**Given exercise:** Only lines with the string "name" matter here; gather them from the material below.
-------------------------
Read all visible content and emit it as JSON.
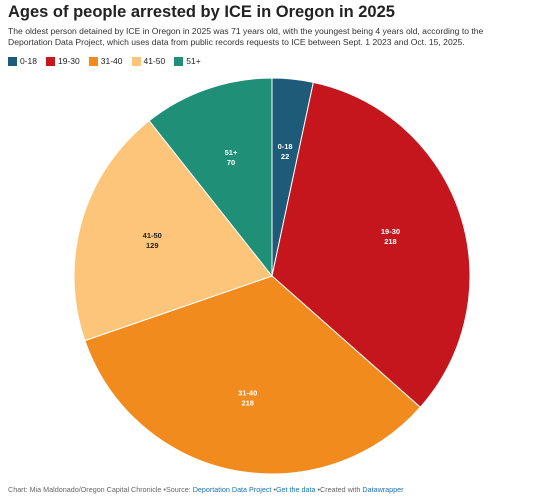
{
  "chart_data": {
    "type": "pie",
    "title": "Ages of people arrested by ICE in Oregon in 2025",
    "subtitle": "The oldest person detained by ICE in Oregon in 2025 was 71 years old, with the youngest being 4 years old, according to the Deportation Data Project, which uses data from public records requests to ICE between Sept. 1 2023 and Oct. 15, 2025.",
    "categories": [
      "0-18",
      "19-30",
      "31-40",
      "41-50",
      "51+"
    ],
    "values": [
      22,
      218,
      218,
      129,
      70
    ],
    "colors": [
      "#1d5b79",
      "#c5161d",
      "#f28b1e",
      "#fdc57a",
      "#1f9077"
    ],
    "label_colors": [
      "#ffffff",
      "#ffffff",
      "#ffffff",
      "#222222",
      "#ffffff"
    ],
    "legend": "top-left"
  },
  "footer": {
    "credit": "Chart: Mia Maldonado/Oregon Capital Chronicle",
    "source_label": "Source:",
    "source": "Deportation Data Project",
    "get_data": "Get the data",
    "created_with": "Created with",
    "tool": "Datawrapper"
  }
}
-------------------------
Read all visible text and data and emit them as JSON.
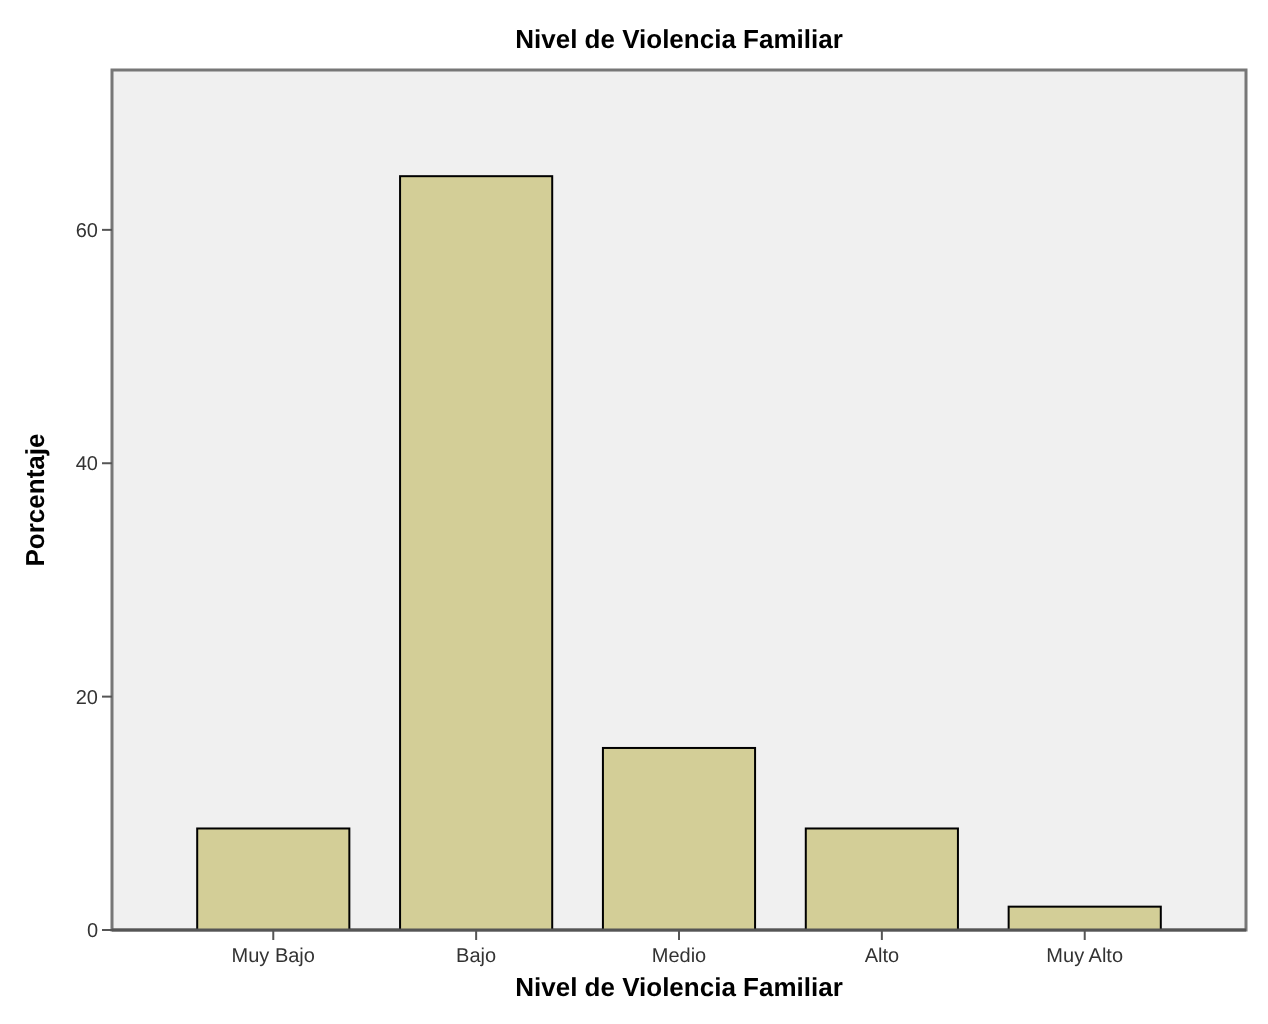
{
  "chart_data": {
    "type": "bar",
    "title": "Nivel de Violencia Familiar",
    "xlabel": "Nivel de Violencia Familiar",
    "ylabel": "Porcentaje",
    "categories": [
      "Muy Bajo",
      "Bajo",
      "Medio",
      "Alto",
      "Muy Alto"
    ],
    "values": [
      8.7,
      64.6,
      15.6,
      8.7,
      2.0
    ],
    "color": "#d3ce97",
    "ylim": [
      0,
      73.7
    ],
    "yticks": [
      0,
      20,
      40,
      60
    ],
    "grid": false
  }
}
-------------------------
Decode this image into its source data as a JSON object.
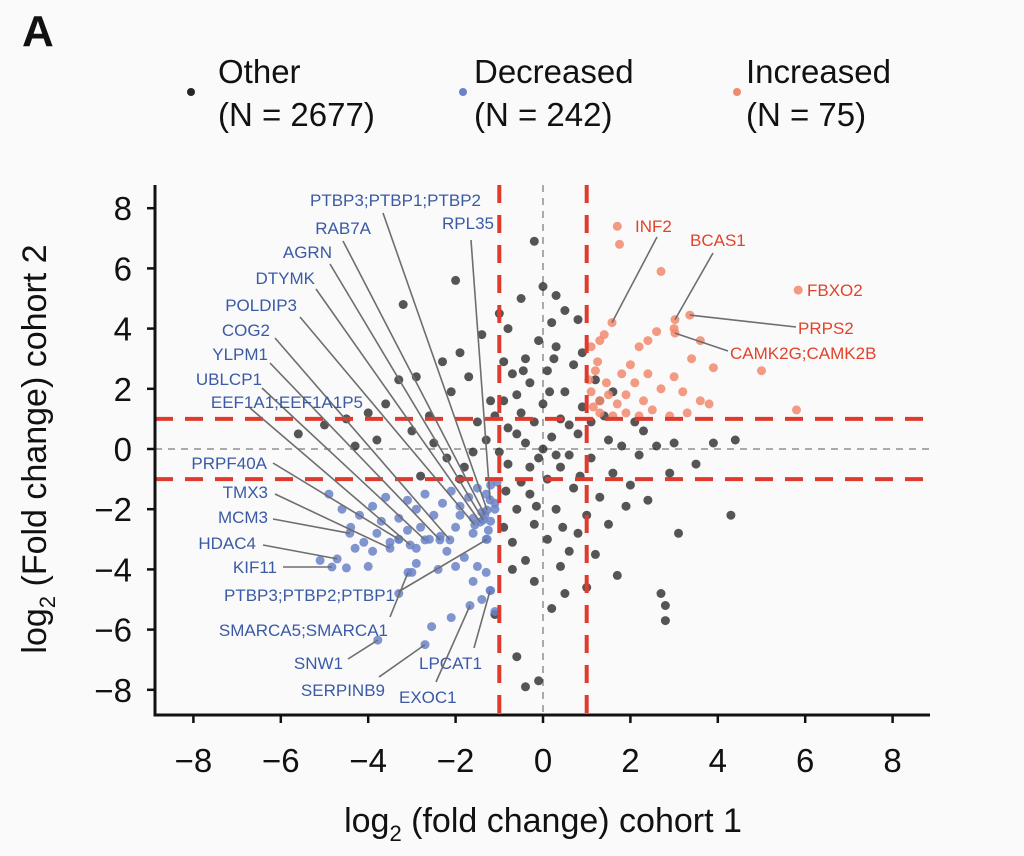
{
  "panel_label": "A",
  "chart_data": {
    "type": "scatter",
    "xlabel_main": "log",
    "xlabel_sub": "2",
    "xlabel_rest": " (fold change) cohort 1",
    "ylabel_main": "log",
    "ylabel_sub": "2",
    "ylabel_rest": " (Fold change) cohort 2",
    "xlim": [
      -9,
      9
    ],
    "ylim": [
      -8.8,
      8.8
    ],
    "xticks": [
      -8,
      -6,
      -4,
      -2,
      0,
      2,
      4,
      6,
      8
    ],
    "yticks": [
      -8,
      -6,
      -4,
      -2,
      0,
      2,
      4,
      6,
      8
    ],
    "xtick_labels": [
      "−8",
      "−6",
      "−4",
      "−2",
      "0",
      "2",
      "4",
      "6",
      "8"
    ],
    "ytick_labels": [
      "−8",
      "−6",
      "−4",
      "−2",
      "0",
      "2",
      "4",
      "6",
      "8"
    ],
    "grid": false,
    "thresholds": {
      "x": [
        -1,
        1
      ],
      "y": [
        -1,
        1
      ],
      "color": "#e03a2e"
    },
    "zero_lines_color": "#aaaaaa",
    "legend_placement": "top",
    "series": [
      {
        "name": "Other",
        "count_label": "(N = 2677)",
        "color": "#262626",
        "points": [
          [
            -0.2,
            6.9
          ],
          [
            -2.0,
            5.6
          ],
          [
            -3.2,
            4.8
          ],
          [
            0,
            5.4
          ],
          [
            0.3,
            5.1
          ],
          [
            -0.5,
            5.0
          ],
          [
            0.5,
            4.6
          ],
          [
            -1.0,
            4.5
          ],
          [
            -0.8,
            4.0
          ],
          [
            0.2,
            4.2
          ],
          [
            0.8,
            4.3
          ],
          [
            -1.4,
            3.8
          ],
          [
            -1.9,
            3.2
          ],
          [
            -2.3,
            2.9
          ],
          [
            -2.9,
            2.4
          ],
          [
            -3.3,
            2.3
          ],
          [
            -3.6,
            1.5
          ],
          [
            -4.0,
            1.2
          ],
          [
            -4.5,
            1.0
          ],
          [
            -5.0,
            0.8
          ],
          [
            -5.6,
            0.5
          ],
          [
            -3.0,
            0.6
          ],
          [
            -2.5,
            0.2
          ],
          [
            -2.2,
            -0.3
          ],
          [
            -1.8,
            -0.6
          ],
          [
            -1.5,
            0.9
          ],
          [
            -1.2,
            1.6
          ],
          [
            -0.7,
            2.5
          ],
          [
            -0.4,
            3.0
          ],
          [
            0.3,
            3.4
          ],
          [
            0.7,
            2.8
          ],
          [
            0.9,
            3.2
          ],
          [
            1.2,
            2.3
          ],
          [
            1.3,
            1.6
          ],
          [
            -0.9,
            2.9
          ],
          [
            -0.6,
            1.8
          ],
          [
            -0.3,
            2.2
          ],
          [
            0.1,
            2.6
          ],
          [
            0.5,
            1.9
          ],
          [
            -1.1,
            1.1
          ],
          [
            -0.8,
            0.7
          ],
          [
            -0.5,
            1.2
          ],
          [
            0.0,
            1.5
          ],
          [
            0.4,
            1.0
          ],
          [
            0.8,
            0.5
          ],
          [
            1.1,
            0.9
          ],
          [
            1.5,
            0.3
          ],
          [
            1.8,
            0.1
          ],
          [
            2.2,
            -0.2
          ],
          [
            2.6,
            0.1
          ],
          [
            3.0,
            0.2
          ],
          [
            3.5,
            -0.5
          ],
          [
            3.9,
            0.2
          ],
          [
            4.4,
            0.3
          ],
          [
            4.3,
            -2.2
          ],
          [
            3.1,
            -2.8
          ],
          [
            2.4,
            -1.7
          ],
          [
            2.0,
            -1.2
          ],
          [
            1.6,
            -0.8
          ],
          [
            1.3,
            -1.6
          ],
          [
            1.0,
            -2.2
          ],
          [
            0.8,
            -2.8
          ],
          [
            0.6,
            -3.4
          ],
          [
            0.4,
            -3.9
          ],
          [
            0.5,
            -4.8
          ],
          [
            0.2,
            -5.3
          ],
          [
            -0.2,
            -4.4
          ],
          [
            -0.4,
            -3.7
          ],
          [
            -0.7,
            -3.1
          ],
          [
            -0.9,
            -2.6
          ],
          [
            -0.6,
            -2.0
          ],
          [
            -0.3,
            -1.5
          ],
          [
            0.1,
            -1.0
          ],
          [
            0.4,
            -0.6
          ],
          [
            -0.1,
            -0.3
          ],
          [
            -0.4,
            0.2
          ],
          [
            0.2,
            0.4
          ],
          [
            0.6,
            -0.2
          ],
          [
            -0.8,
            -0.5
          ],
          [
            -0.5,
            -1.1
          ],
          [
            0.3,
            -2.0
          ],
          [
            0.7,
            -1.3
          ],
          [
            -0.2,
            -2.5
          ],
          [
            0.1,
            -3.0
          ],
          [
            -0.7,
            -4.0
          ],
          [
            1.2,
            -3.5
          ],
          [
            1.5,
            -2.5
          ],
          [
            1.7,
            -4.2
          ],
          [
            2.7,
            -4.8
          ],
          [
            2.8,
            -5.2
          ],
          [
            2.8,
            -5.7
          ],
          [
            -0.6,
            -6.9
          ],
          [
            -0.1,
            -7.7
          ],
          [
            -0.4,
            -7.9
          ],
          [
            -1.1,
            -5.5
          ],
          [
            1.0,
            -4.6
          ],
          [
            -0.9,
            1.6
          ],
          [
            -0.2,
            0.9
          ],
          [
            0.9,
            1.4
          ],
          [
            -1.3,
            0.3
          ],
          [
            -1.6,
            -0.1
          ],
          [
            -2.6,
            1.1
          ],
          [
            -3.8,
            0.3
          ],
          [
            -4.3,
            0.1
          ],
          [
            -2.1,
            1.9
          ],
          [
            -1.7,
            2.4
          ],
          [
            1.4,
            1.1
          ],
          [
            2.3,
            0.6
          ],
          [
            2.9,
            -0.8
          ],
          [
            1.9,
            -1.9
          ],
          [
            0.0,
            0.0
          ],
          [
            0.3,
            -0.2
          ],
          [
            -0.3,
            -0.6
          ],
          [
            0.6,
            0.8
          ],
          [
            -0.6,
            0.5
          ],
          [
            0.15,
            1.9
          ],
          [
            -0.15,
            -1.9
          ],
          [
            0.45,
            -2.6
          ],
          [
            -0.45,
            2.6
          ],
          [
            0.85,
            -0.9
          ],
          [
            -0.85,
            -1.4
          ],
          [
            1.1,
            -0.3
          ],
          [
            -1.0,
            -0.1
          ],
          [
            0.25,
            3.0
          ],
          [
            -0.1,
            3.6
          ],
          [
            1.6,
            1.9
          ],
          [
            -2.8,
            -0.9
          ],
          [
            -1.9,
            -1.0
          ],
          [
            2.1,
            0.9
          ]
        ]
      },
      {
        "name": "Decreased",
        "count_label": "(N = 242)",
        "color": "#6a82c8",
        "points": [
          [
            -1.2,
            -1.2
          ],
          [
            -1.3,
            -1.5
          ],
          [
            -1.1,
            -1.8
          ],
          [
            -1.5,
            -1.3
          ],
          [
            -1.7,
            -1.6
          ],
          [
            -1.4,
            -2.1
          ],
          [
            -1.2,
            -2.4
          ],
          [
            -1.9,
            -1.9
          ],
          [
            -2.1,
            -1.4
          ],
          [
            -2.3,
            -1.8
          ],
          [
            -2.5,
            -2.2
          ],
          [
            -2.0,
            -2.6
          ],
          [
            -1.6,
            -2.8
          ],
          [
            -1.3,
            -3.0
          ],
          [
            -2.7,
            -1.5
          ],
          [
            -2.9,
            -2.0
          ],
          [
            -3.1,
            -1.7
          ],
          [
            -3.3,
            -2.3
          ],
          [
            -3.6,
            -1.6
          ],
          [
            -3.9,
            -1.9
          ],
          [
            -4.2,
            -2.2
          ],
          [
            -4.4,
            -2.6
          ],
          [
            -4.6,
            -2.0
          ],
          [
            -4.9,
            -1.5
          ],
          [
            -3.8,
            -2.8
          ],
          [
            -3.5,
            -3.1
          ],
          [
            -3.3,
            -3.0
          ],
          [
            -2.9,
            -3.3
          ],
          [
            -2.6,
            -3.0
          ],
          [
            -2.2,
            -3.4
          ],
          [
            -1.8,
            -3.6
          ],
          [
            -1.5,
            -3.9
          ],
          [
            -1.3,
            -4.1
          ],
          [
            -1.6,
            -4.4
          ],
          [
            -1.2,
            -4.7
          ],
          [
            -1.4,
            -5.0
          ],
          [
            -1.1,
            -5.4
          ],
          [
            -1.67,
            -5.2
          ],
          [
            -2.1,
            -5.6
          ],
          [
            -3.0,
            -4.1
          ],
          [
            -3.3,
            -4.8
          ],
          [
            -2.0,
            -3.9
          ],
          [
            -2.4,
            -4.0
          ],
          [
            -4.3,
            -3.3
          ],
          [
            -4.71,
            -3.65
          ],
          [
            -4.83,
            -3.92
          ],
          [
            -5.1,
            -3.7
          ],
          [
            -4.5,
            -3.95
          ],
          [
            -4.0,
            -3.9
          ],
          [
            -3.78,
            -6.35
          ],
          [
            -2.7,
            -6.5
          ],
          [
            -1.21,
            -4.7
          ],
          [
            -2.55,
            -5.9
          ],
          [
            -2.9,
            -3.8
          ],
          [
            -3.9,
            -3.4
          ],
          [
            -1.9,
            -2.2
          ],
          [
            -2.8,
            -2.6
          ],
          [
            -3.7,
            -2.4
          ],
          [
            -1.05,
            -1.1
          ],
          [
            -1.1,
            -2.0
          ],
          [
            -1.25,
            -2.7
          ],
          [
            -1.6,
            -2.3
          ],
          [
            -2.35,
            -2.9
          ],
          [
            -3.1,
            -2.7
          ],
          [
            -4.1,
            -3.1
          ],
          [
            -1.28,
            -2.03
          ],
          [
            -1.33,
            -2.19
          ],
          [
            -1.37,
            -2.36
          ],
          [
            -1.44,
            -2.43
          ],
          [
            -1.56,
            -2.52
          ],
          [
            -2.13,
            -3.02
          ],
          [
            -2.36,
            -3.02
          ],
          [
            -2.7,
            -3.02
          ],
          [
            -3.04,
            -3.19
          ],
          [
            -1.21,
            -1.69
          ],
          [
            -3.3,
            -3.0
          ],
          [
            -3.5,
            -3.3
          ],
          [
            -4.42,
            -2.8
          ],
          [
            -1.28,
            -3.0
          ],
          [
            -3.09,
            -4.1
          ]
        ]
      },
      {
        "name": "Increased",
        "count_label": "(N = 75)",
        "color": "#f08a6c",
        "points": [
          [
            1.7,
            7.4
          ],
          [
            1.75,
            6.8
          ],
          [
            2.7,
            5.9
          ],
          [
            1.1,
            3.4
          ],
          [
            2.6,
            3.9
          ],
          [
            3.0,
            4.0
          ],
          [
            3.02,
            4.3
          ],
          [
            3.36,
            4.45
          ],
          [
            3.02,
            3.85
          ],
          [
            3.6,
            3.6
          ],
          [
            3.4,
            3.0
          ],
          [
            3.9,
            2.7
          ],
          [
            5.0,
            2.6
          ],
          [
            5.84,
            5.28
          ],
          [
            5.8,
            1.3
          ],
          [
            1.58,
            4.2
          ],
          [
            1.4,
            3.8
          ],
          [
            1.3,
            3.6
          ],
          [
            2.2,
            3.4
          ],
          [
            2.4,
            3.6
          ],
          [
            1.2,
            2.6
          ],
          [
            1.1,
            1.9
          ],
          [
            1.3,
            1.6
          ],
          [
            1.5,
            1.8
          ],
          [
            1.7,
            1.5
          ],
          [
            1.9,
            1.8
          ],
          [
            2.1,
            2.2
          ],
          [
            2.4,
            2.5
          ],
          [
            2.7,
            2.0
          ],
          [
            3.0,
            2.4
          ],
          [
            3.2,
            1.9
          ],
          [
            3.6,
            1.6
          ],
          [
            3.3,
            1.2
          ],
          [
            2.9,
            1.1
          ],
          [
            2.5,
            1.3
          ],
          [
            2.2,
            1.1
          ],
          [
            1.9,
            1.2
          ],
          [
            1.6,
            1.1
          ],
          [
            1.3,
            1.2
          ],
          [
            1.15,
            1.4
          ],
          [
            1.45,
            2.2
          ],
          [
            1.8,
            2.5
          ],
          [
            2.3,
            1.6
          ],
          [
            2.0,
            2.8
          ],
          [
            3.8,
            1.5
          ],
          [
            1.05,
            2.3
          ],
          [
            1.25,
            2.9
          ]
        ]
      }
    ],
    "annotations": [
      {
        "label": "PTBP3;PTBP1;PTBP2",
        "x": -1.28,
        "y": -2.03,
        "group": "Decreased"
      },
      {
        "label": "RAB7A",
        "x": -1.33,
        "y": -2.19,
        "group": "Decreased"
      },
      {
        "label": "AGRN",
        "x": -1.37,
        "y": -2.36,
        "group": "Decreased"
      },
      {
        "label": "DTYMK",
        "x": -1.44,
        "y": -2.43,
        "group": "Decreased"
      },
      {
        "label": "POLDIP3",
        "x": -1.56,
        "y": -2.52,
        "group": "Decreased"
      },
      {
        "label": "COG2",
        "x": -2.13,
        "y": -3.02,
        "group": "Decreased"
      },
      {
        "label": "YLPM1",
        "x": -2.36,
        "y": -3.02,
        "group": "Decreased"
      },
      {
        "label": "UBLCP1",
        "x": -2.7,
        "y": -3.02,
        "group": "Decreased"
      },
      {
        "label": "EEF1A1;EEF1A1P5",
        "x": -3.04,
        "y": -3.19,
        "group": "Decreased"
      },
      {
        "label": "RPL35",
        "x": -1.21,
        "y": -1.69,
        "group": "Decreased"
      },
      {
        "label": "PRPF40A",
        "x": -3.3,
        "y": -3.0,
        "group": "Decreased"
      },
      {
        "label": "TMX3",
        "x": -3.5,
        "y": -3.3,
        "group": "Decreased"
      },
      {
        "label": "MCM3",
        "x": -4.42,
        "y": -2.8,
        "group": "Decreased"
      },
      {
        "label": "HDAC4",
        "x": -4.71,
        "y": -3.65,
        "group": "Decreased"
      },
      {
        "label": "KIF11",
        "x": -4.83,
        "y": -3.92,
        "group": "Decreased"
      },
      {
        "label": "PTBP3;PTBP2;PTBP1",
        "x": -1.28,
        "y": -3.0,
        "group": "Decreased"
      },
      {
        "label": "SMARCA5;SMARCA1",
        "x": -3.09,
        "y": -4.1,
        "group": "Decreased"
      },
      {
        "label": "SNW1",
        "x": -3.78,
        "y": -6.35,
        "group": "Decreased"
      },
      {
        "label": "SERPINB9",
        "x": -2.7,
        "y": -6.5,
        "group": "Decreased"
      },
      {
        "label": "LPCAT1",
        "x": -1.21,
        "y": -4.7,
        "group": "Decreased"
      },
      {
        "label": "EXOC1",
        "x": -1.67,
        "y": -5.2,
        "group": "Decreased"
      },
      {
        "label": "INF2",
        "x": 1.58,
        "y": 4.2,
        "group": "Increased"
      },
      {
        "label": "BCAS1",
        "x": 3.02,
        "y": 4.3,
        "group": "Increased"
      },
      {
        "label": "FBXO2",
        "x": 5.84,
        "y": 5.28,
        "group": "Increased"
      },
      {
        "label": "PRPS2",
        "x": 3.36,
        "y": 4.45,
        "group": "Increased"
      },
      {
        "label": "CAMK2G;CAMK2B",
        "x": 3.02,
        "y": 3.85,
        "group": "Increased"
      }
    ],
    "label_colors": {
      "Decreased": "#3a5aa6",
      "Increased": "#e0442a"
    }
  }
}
-------------------------
**Response for this exercise:**
        "name": "Other",
        "name": "Decreased",
        "name": "Increased",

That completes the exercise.